What is required: Write out the material exactly, with the pictures left out.

Stored data:

────────

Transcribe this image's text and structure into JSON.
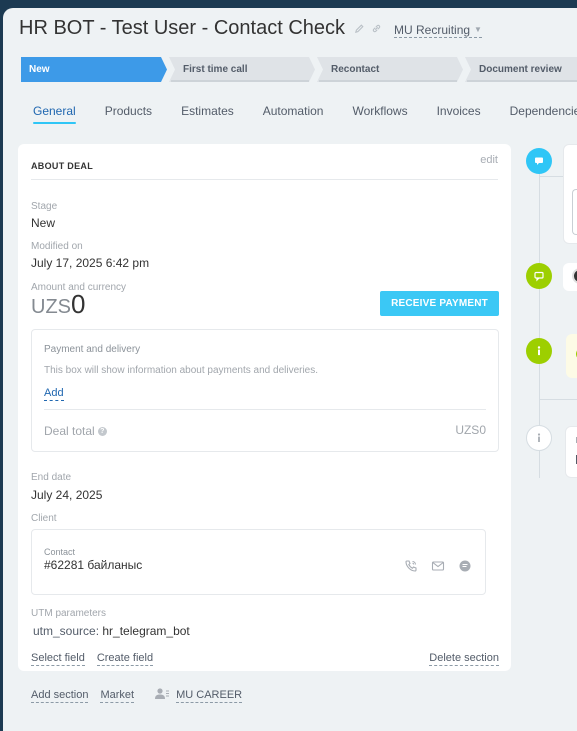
{
  "header": {
    "title": "HR BOT - Test User - Contact Check",
    "category": "MU Recruiting"
  },
  "stages": [
    {
      "label": "New",
      "color": "#3d9ae8",
      "active": true
    },
    {
      "label": "First time call",
      "color": "#dfe3e7",
      "active": false
    },
    {
      "label": "Recontact",
      "color": "#dfe3e7",
      "active": false
    },
    {
      "label": "Document review",
      "color": "#dfe3e7",
      "active": false
    }
  ],
  "tabs": [
    {
      "label": "General",
      "active": true
    },
    {
      "label": "Products"
    },
    {
      "label": "Estimates"
    },
    {
      "label": "Automation"
    },
    {
      "label": "Workflows"
    },
    {
      "label": "Invoices"
    },
    {
      "label": "Dependencies"
    }
  ],
  "about": {
    "title": "ABOUT DEAL",
    "edit": "edit",
    "stage_label": "Stage",
    "stage_value": "New",
    "modified_label": "Modified on",
    "modified_value": "July 17, 2025 6:42 pm",
    "amount_label": "Amount and currency",
    "amount_currency": "UZS",
    "amount_value": "0",
    "receive_payment": "RECEIVE PAYMENT",
    "payment": {
      "title": "Payment and delivery",
      "hint": "This box will show information about payments and deliveries.",
      "add": "Add",
      "total_label": "Deal total",
      "total_value": "UZS0"
    },
    "end_date_label": "End date",
    "end_date_value": "July 24, 2025",
    "client_label": "Client",
    "contact_label": "Contact",
    "contact_name": "#62281 байланыс",
    "utm_label": "UTM parameters",
    "utm_key": "utm_source:",
    "utm_value": "hr_telegram_bot",
    "select_field": "Select field",
    "create_field": "Create field",
    "delete_section": "Delete section"
  },
  "footer": {
    "add_section": "Add section",
    "market": "Market",
    "mu_career": "MU CAREER"
  },
  "timeline": {
    "colors": {
      "comment": "#2fc6f6",
      "chat": "#9dcf00",
      "info": "#9dcf00",
      "note": "#ffffff"
    },
    "icons": [
      "comment-icon",
      "chat-icon",
      "info-icon",
      "info-outline-icon"
    ]
  }
}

────────

Output for this task:
Transcribe this image's text and structure into JSON.
{
  "header": {
    "title": "HR BOT - Test User - Contact Check",
    "category": "MU Recruiting"
  },
  "stages": [
    {
      "label": "New",
      "color": "#3d9ae8",
      "active": true
    },
    {
      "label": "First time call",
      "color": "#dfe3e7",
      "active": false
    },
    {
      "label": "Recontact",
      "color": "#dfe3e7",
      "active": false
    },
    {
      "label": "Document review",
      "color": "#dfe3e7",
      "active": false
    }
  ],
  "tabs": [
    {
      "label": "General",
      "active": true
    },
    {
      "label": "Products"
    },
    {
      "label": "Estimates"
    },
    {
      "label": "Automation"
    },
    {
      "label": "Workflows"
    },
    {
      "label": "Invoices"
    },
    {
      "label": "Dependencies"
    }
  ],
  "about": {
    "title": "ABOUT DEAL",
    "edit": "edit",
    "stage_label": "Stage",
    "stage_value": "New",
    "modified_label": "Modified on",
    "modified_value": "July 17, 2025 6:42 pm",
    "amount_label": "Amount and currency",
    "amount_currency": "UZS",
    "amount_value": "0",
    "receive_payment": "RECEIVE PAYMENT",
    "payment": {
      "title": "Payment and delivery",
      "hint": "This box will show information about payments and deliveries.",
      "add": "Add",
      "total_label": "Deal total",
      "total_value": "UZS0"
    },
    "end_date_label": "End date",
    "end_date_value": "July 24, 2025",
    "client_label": "Client",
    "contact_label": "Contact",
    "contact_name": "#62281 байланыс",
    "utm_label": "UTM parameters",
    "utm_key": "utm_source:",
    "utm_value": "hr_telegram_bot",
    "select_field": "Select field",
    "create_field": "Create field",
    "delete_section": "Delete section"
  },
  "footer": {
    "add_section": "Add section",
    "market": "Market",
    "mu_career": "MU CAREER"
  },
  "timeline": {
    "colors": {
      "comment": "#2fc6f6",
      "chat": "#9dcf00",
      "info": "#9dcf00",
      "note": "#ffffff"
    },
    "icons": [
      "comment-icon",
      "chat-icon",
      "info-icon",
      "info-outline-icon"
    ]
  }
}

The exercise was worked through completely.